_Exercise prompt_
Return every one of the rows below word for word, without adding or changing anything.

(begin)

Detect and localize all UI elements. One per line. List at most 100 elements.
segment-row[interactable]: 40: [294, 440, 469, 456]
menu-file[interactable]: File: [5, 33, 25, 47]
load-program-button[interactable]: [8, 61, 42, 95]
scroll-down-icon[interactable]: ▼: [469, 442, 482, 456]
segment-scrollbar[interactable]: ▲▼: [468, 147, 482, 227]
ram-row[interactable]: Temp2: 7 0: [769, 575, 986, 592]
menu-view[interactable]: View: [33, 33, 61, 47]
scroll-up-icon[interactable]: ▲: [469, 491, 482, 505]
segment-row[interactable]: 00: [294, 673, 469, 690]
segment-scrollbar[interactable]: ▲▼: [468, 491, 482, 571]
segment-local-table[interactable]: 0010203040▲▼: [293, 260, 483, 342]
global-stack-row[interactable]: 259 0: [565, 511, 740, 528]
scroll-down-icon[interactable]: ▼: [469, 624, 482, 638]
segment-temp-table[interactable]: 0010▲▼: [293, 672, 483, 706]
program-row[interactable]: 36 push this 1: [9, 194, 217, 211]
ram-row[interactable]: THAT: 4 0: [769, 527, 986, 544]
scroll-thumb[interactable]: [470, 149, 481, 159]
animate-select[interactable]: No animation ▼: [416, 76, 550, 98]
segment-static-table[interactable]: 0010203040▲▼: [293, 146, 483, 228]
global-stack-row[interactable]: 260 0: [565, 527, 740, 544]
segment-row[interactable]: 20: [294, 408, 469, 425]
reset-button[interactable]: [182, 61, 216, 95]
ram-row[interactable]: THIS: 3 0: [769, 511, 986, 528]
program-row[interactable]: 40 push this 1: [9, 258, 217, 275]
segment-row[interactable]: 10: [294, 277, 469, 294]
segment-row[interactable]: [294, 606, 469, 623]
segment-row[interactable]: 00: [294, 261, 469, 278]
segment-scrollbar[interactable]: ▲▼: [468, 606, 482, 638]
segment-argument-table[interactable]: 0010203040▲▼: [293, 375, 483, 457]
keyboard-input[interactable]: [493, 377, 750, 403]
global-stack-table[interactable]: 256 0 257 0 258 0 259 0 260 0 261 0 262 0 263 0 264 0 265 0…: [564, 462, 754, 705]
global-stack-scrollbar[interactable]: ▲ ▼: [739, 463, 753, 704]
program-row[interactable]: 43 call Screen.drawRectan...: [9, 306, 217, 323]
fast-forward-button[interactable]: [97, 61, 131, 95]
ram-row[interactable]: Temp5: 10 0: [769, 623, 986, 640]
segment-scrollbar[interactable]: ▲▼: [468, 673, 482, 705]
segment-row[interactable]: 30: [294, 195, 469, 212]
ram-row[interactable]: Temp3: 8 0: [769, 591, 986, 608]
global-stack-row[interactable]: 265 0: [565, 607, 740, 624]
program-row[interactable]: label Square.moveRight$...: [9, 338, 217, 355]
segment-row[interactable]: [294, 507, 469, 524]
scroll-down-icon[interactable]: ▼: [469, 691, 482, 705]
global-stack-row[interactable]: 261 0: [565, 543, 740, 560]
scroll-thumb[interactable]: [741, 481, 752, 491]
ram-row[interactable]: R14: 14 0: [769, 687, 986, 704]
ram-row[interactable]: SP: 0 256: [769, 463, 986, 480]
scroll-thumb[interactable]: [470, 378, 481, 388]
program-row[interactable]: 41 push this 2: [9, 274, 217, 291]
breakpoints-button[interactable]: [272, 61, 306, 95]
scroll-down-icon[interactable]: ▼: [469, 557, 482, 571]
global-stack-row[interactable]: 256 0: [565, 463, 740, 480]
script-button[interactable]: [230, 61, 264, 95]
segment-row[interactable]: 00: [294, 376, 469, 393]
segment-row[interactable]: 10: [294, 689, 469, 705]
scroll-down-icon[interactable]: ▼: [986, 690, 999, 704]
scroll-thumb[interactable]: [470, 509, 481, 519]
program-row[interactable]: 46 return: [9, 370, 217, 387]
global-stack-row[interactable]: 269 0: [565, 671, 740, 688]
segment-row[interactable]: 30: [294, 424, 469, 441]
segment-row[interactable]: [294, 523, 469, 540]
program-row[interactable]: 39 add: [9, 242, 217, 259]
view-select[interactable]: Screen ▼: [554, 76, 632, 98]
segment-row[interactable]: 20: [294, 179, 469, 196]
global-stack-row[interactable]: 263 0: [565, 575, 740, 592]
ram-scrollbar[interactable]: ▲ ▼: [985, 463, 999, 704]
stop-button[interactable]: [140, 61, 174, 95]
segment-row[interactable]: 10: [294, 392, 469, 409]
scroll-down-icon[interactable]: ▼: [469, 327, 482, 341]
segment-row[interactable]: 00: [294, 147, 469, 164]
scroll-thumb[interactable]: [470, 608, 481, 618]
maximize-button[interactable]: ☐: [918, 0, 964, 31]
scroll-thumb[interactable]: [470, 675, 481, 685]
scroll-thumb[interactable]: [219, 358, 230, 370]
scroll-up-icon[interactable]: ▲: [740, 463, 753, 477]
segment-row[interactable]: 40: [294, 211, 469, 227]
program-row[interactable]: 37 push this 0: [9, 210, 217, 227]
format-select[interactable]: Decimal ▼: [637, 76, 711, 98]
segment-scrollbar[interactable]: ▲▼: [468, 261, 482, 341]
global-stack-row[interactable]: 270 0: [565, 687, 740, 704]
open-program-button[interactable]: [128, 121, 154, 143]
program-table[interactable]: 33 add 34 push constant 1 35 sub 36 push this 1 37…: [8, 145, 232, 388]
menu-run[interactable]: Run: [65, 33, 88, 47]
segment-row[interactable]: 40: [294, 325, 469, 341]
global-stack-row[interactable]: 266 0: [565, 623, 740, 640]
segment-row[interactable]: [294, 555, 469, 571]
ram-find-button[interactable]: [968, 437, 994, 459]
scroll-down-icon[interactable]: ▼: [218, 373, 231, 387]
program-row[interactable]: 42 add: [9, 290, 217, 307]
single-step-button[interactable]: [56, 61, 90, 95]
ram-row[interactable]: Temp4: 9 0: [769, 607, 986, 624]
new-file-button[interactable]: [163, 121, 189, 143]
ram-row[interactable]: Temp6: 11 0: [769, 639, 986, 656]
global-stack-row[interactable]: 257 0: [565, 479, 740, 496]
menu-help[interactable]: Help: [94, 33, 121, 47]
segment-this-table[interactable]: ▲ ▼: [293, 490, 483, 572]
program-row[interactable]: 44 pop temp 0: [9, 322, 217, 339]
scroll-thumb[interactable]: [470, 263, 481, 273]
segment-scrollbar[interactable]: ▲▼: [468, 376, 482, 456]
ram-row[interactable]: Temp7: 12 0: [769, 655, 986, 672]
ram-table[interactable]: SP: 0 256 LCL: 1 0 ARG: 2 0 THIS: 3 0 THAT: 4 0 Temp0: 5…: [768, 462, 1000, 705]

(end)

_Response to this task_
Detect and localize all UI elements. One per line. List at most 100 elements.
segment-row[interactable]: 40: [294, 440, 469, 456]
menu-file[interactable]: File: [5, 33, 25, 47]
load-program-button[interactable]: [8, 61, 42, 95]
scroll-down-icon[interactable]: ▼: [469, 442, 482, 456]
segment-scrollbar[interactable]: ▲▼: [468, 147, 482, 227]
ram-row[interactable]: Temp2: 7 0: [769, 575, 986, 592]
menu-view[interactable]: View: [33, 33, 61, 47]
scroll-up-icon[interactable]: ▲: [469, 491, 482, 505]
segment-row[interactable]: 00: [294, 673, 469, 690]
segment-scrollbar[interactable]: ▲▼: [468, 491, 482, 571]
segment-local-table[interactable]: 0010203040▲▼: [293, 260, 483, 342]
global-stack-row[interactable]: 259 0: [565, 511, 740, 528]
scroll-down-icon[interactable]: ▼: [469, 624, 482, 638]
segment-temp-table[interactable]: 0010▲▼: [293, 672, 483, 706]
program-row[interactable]: 36 push this 1: [9, 194, 217, 211]
ram-row[interactable]: THAT: 4 0: [769, 527, 986, 544]
scroll-thumb[interactable]: [470, 149, 481, 159]
animate-select[interactable]: No animation ▼: [416, 76, 550, 98]
segment-static-table[interactable]: 0010203040▲▼: [293, 146, 483, 228]
global-stack-row[interactable]: 260 0: [565, 527, 740, 544]
segment-row[interactable]: 20: [294, 408, 469, 425]
reset-button[interactable]: [182, 61, 216, 95]
ram-row[interactable]: THIS: 3 0: [769, 511, 986, 528]
program-row[interactable]: 40 push this 1: [9, 258, 217, 275]
segment-row[interactable]: 10: [294, 277, 469, 294]
segment-row[interactable]: [294, 606, 469, 623]
segment-row[interactable]: 00: [294, 261, 469, 278]
segment-scrollbar[interactable]: ▲▼: [468, 606, 482, 638]
segment-argument-table[interactable]: 0010203040▲▼: [293, 375, 483, 457]
keyboard-input[interactable]: [493, 377, 750, 403]
global-stack-table[interactable]: 256 0 257 0 258 0 259 0 260 0 261 0 262 0 263 0 264 0 265 0…: [564, 462, 754, 705]
global-stack-scrollbar[interactable]: ▲ ▼: [739, 463, 753, 704]
program-row[interactable]: 43 call Screen.drawRectan...: [9, 306, 217, 323]
fast-forward-button[interactable]: [97, 61, 131, 95]
ram-row[interactable]: Temp5: 10 0: [769, 623, 986, 640]
segment-scrollbar[interactable]: ▲▼: [468, 673, 482, 705]
segment-row[interactable]: 30: [294, 195, 469, 212]
ram-row[interactable]: Temp3: 8 0: [769, 591, 986, 608]
global-stack-row[interactable]: 265 0: [565, 607, 740, 624]
program-row[interactable]: label Square.moveRight$...: [9, 338, 217, 355]
segment-row[interactable]: [294, 507, 469, 524]
scroll-down-icon[interactable]: ▼: [469, 691, 482, 705]
global-stack-row[interactable]: 261 0: [565, 543, 740, 560]
scroll-thumb[interactable]: [741, 481, 752, 491]
ram-row[interactable]: R14: 14 0: [769, 687, 986, 704]
ram-row[interactable]: SP: 0 256: [769, 463, 986, 480]
scroll-thumb[interactable]: [470, 378, 481, 388]
program-row[interactable]: 41 push this 2: [9, 274, 217, 291]
breakpoints-button[interactable]: [272, 61, 306, 95]
scroll-down-icon[interactable]: ▼: [469, 557, 482, 571]
global-stack-row[interactable]: 256 0: [565, 463, 740, 480]
script-button[interactable]: [230, 61, 264, 95]
segment-row[interactable]: 00: [294, 376, 469, 393]
segment-row[interactable]: 10: [294, 689, 469, 705]
scroll-down-icon[interactable]: ▼: [986, 690, 999, 704]
scroll-thumb[interactable]: [470, 509, 481, 519]
program-row[interactable]: 46 return: [9, 370, 217, 387]
global-stack-row[interactable]: 269 0: [565, 671, 740, 688]
segment-row[interactable]: 30: [294, 424, 469, 441]
segment-row[interactable]: [294, 523, 469, 540]
program-row[interactable]: 39 add: [9, 242, 217, 259]
view-select[interactable]: Screen ▼: [554, 76, 632, 98]
segment-row[interactable]: 20: [294, 179, 469, 196]
global-stack-row[interactable]: 263 0: [565, 575, 740, 592]
ram-scrollbar[interactable]: ▲ ▼: [985, 463, 999, 704]
stop-button[interactable]: [140, 61, 174, 95]
segment-row[interactable]: 10: [294, 392, 469, 409]
scroll-down-icon[interactable]: ▼: [469, 327, 482, 341]
segment-row[interactable]: 00: [294, 147, 469, 164]
scroll-thumb[interactable]: [470, 608, 481, 618]
maximize-button[interactable]: ☐: [918, 0, 964, 31]
scroll-thumb[interactable]: [470, 675, 481, 685]
scroll-thumb[interactable]: [219, 358, 230, 370]
scroll-up-icon[interactable]: ▲: [740, 463, 753, 477]
segment-row[interactable]: 40: [294, 211, 469, 227]
program-row[interactable]: 37 push this 0: [9, 210, 217, 227]
format-select[interactable]: Decimal ▼: [637, 76, 711, 98]
segment-scrollbar[interactable]: ▲▼: [468, 261, 482, 341]
global-stack-row[interactable]: 270 0: [565, 687, 740, 704]
open-program-button[interactable]: [128, 121, 154, 143]
program-table[interactable]: 33 add 34 push constant 1 35 sub 36 push this 1 37…: [8, 145, 232, 388]
menu-run[interactable]: Run: [65, 33, 88, 47]
segment-row[interactable]: 40: [294, 325, 469, 341]
global-stack-row[interactable]: 266 0: [565, 623, 740, 640]
segment-row[interactable]: [294, 555, 469, 571]
ram-find-button[interactable]: [968, 437, 994, 459]
scroll-down-icon[interactable]: ▼: [218, 373, 231, 387]
program-row[interactable]: 42 add: [9, 290, 217, 307]
single-step-button[interactable]: [56, 61, 90, 95]
ram-row[interactable]: Temp4: 9 0: [769, 607, 986, 624]
new-file-button[interactable]: [163, 121, 189, 143]
ram-row[interactable]: Temp6: 11 0: [769, 639, 986, 656]
global-stack-row[interactable]: 257 0: [565, 479, 740, 496]
menu-help[interactable]: Help: [94, 33, 121, 47]
segment-this-table[interactable]: ▲ ▼: [293, 490, 483, 572]
program-row[interactable]: 44 pop temp 0: [9, 322, 217, 339]
scroll-thumb[interactable]: [470, 263, 481, 273]
segment-scrollbar[interactable]: ▲▼: [468, 376, 482, 456]
ram-row[interactable]: Temp7: 12 0: [769, 655, 986, 672]
ram-table[interactable]: SP: 0 256 LCL: 1 0 ARG: 2 0 THIS: 3 0 THAT: 4 0 Temp0: 5…: [768, 462, 1000, 705]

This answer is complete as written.